Stored data:

--------------------------------

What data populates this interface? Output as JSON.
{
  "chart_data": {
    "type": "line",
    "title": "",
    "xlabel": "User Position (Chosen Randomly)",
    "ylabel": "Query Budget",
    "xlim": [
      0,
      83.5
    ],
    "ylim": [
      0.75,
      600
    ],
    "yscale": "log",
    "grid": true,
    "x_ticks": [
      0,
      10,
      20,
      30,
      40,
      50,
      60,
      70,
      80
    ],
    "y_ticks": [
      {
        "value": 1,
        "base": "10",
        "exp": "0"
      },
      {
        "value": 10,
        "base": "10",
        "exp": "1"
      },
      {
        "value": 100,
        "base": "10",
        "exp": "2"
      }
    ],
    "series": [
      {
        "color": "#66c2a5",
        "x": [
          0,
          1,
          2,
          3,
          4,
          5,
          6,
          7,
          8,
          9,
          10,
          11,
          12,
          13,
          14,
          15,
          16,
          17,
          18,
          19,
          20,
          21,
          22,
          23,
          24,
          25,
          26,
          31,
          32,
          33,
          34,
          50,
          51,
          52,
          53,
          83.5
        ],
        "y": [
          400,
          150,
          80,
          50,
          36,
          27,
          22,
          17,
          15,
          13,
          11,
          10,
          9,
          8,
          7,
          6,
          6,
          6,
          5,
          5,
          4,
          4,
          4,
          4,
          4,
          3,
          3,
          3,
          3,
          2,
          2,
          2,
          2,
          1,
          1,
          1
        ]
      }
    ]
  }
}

--------------------------------

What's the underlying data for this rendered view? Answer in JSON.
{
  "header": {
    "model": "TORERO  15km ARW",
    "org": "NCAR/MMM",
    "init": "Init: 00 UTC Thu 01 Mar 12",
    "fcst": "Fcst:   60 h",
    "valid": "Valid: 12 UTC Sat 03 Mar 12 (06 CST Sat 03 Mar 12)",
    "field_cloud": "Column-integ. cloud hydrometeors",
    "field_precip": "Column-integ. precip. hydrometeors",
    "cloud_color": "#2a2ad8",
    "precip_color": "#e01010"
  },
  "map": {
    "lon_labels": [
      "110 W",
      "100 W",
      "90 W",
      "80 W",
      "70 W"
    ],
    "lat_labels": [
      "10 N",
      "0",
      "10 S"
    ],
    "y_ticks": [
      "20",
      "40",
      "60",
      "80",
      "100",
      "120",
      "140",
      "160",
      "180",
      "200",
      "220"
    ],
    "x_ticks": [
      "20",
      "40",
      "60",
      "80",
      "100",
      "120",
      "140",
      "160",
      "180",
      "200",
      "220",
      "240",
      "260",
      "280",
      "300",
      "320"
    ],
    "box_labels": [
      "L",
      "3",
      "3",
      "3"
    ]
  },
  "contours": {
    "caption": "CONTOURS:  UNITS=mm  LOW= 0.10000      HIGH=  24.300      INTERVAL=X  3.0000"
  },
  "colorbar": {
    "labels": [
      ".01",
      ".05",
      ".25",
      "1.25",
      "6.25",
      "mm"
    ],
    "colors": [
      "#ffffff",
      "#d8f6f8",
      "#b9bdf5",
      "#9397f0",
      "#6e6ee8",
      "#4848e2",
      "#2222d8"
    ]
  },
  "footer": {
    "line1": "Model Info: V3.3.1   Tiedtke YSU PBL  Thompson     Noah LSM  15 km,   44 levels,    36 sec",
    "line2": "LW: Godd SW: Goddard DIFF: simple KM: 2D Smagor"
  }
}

--------------------------------

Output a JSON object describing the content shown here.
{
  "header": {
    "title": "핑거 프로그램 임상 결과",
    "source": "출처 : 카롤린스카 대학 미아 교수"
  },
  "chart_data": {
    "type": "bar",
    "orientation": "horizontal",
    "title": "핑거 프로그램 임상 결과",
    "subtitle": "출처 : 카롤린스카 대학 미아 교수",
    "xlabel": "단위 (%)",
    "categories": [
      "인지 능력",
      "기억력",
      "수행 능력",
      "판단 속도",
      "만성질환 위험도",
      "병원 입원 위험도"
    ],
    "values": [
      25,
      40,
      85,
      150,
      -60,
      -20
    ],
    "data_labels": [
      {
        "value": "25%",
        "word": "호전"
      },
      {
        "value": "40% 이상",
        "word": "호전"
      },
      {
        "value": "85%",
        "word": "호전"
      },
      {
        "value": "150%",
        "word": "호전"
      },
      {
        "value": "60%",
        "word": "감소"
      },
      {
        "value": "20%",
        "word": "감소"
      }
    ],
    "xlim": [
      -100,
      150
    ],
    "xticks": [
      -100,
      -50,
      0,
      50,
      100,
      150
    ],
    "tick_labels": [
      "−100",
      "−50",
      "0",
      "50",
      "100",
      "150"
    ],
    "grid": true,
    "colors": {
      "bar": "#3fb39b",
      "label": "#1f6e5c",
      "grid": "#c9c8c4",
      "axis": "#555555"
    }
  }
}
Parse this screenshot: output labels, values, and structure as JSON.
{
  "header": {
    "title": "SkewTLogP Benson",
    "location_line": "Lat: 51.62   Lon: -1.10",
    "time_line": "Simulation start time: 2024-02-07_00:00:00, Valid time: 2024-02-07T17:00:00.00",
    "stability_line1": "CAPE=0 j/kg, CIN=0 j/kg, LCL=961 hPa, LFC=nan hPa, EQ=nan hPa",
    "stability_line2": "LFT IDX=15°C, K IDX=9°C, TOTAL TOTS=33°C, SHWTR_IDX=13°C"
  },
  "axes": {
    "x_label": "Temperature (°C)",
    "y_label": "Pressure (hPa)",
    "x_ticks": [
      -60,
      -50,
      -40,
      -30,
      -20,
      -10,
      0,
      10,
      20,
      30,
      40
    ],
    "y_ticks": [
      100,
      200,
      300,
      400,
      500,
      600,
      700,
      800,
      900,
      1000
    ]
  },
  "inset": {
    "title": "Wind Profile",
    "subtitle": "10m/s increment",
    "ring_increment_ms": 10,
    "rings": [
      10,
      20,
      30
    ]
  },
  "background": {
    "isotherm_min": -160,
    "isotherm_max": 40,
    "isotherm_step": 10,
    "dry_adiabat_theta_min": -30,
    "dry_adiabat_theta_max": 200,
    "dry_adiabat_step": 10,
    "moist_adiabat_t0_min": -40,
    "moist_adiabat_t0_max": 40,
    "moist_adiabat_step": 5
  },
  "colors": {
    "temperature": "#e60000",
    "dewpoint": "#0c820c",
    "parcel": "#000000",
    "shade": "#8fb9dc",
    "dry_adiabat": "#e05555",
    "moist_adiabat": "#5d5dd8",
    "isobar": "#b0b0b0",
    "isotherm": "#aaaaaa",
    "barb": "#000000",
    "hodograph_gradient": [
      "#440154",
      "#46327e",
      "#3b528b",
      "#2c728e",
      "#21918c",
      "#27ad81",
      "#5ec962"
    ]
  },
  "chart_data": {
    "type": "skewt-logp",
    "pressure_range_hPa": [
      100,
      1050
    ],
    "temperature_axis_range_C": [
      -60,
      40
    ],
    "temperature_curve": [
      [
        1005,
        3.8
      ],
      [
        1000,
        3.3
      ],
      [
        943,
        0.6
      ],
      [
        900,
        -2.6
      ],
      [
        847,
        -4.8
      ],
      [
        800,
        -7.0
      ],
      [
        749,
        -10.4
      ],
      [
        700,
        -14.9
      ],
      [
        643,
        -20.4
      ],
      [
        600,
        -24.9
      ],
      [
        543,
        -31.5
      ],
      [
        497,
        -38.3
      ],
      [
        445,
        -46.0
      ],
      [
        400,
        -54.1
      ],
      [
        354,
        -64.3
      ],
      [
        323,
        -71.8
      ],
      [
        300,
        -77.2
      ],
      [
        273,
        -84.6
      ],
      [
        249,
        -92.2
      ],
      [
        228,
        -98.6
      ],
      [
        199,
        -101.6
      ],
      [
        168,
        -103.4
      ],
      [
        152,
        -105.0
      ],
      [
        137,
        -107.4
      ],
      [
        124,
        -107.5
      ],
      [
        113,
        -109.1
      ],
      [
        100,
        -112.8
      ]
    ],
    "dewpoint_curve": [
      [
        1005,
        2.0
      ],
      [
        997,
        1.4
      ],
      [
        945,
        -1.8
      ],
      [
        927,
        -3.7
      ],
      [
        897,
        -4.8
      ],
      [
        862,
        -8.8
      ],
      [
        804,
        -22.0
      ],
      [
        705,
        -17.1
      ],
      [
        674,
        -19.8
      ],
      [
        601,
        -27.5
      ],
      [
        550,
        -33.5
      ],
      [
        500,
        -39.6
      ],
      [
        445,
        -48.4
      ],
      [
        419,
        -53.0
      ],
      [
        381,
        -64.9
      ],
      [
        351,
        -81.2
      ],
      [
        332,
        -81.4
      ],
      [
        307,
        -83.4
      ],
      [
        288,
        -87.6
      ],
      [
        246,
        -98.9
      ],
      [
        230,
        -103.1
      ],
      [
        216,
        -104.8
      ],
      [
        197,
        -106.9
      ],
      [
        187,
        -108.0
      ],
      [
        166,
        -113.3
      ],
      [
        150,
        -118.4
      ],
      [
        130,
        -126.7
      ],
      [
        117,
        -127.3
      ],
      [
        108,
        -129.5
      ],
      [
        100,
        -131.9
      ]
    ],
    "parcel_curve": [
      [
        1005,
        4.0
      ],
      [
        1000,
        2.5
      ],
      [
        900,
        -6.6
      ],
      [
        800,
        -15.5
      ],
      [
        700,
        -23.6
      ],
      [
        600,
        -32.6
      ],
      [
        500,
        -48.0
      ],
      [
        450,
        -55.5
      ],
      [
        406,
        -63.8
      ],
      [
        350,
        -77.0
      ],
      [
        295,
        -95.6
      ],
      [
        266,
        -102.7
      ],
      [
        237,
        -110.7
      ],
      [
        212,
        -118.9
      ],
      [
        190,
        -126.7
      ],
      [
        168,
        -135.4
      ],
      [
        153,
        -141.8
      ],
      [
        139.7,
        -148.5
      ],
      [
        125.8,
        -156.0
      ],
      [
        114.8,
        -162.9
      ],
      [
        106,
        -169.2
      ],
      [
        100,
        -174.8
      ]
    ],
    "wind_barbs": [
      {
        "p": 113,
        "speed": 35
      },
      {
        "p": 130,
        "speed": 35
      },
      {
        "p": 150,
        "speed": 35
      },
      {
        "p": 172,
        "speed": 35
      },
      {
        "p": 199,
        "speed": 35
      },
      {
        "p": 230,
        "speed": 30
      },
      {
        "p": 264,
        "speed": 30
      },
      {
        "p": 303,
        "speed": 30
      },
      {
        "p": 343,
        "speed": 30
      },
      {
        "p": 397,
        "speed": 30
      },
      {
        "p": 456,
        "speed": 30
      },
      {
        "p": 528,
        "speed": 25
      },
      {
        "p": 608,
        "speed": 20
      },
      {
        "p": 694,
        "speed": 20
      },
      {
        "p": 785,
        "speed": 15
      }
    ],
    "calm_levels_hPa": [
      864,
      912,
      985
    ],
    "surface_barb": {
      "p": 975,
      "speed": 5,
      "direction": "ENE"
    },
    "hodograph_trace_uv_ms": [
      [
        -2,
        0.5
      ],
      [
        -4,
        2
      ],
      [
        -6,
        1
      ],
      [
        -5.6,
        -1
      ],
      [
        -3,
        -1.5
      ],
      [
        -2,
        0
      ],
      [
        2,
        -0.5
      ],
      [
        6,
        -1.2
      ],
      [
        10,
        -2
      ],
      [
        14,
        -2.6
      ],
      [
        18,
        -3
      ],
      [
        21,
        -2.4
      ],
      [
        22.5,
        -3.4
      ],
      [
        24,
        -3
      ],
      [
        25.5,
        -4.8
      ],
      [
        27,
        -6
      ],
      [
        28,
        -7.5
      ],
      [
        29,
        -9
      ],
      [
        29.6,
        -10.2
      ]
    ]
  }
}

--------------------------------

### [Given task]
From the entries above, collect every line with the string "xlabel" in it.

### [The result]
    "xlabel": "User Position (Chosen Randomly)",
    "xlabel": "단위 (%)",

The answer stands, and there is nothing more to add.